Records that describe figures
----------------------------------------
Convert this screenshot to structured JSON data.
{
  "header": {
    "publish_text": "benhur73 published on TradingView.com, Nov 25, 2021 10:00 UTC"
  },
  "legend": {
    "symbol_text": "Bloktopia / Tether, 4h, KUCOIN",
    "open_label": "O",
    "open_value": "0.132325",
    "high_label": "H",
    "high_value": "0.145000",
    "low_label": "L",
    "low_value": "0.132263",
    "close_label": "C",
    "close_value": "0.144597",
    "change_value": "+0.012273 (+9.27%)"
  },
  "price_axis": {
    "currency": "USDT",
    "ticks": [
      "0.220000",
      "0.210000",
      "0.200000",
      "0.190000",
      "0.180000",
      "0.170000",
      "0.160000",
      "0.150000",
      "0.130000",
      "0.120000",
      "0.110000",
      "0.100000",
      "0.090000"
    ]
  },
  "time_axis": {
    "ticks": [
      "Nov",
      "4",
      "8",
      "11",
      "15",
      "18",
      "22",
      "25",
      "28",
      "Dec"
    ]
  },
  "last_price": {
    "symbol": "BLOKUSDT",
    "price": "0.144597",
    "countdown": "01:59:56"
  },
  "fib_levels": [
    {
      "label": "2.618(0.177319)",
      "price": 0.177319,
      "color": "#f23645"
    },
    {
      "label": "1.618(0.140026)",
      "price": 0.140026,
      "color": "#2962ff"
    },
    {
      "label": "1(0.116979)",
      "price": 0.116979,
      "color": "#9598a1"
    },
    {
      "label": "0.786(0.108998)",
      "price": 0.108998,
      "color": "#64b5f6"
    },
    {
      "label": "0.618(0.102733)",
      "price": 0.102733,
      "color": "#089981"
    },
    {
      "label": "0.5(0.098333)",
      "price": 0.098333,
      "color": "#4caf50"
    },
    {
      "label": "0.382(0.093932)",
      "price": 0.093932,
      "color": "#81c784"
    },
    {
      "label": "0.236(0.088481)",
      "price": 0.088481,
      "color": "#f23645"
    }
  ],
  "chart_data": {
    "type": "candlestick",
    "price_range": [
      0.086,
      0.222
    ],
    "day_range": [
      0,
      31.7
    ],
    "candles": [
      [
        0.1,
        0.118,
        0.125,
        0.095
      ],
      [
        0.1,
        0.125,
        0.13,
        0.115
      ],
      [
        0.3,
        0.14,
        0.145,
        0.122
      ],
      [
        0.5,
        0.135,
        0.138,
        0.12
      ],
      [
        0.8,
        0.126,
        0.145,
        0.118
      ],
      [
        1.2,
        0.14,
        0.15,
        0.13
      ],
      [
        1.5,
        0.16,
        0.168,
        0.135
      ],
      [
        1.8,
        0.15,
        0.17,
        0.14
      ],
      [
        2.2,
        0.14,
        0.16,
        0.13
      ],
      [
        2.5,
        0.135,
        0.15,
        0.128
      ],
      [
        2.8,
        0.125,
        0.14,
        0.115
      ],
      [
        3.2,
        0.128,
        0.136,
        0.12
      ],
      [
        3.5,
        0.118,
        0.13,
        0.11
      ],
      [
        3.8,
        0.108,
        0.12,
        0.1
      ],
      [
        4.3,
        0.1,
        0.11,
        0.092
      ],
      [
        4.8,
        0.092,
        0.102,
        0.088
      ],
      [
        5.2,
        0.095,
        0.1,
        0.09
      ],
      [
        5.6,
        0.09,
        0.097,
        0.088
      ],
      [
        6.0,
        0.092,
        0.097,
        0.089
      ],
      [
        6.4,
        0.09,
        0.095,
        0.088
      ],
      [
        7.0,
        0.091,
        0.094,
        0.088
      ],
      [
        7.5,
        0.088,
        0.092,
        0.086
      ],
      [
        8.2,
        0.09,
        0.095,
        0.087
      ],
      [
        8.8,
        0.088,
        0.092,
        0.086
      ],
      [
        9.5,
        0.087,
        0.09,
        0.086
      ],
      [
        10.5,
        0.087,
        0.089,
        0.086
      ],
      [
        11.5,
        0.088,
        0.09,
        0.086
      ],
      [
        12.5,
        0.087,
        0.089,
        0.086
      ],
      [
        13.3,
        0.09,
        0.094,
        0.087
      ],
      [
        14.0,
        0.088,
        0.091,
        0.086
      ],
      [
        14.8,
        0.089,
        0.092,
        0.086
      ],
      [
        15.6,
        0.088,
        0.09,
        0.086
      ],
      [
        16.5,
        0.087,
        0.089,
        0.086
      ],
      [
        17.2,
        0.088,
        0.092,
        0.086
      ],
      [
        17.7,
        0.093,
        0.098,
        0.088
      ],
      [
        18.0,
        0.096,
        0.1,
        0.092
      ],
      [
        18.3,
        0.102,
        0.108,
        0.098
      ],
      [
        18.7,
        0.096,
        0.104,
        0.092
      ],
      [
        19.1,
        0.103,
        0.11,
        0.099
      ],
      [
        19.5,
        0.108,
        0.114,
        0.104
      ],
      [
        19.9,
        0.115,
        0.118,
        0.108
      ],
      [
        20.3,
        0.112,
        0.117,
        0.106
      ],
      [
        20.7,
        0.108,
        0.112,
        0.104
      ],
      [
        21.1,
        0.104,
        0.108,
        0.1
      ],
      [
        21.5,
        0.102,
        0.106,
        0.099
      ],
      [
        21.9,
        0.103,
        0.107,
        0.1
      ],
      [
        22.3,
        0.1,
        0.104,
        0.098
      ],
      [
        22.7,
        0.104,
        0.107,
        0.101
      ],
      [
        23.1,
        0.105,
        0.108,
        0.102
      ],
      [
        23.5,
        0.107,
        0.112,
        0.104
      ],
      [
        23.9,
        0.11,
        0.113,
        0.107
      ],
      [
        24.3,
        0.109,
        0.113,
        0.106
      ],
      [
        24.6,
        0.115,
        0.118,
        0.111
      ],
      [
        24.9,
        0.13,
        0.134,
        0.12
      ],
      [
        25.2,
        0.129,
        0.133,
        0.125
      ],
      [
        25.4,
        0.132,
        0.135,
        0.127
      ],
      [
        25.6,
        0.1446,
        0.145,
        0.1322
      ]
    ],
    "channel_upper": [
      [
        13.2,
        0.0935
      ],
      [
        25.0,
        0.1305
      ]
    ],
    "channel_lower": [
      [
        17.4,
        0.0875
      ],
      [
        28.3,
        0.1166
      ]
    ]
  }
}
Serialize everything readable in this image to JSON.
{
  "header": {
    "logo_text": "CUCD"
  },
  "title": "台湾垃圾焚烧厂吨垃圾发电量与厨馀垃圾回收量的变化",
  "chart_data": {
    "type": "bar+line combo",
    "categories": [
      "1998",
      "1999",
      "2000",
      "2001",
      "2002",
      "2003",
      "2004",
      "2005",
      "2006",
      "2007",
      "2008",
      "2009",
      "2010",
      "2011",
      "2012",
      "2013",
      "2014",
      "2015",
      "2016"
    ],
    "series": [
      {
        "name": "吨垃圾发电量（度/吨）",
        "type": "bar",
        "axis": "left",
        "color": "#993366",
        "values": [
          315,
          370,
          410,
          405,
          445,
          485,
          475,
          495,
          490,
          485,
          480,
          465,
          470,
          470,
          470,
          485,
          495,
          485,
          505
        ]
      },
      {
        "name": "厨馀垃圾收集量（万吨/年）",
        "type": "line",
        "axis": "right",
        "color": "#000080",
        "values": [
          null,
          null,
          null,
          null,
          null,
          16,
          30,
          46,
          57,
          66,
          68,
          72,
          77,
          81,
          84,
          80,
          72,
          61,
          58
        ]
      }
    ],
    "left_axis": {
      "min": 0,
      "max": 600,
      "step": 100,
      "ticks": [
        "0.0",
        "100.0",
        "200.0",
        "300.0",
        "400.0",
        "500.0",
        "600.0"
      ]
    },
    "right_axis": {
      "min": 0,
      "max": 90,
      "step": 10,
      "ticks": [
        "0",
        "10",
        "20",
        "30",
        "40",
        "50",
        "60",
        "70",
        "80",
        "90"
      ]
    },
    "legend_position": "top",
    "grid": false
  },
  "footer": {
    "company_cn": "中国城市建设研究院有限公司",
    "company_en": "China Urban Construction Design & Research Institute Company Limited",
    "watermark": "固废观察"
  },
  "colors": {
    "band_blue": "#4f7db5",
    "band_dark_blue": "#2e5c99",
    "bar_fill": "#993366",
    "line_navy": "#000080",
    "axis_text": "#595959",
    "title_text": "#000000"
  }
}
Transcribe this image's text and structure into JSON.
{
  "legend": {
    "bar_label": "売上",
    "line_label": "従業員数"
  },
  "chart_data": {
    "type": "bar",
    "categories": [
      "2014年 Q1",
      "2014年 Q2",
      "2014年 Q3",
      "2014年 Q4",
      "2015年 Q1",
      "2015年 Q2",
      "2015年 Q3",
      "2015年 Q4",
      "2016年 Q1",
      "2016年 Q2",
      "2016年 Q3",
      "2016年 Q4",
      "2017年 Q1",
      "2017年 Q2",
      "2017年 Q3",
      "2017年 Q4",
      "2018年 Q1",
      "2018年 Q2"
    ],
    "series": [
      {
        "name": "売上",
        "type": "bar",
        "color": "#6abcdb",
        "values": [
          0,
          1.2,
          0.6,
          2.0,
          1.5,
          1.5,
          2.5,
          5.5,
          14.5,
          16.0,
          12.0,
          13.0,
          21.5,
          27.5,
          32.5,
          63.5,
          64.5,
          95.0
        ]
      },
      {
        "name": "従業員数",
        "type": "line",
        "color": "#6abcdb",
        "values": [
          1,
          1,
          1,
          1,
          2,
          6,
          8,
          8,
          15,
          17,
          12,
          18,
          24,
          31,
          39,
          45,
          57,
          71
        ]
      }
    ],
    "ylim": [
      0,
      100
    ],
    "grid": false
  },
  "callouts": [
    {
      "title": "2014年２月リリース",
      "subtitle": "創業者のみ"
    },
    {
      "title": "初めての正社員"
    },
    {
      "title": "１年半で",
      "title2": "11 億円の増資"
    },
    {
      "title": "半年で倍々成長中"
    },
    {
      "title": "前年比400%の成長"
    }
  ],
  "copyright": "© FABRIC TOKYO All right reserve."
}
----------------------------------------
Task description => List each line of the records that holds the string "name".

Solution to this task =>
        "name": "吨垃圾发电量（度/吨）",
        "name": "厨馀垃圾收集量（万吨/年）",
        "name": "売上",
        "name": "従業員数",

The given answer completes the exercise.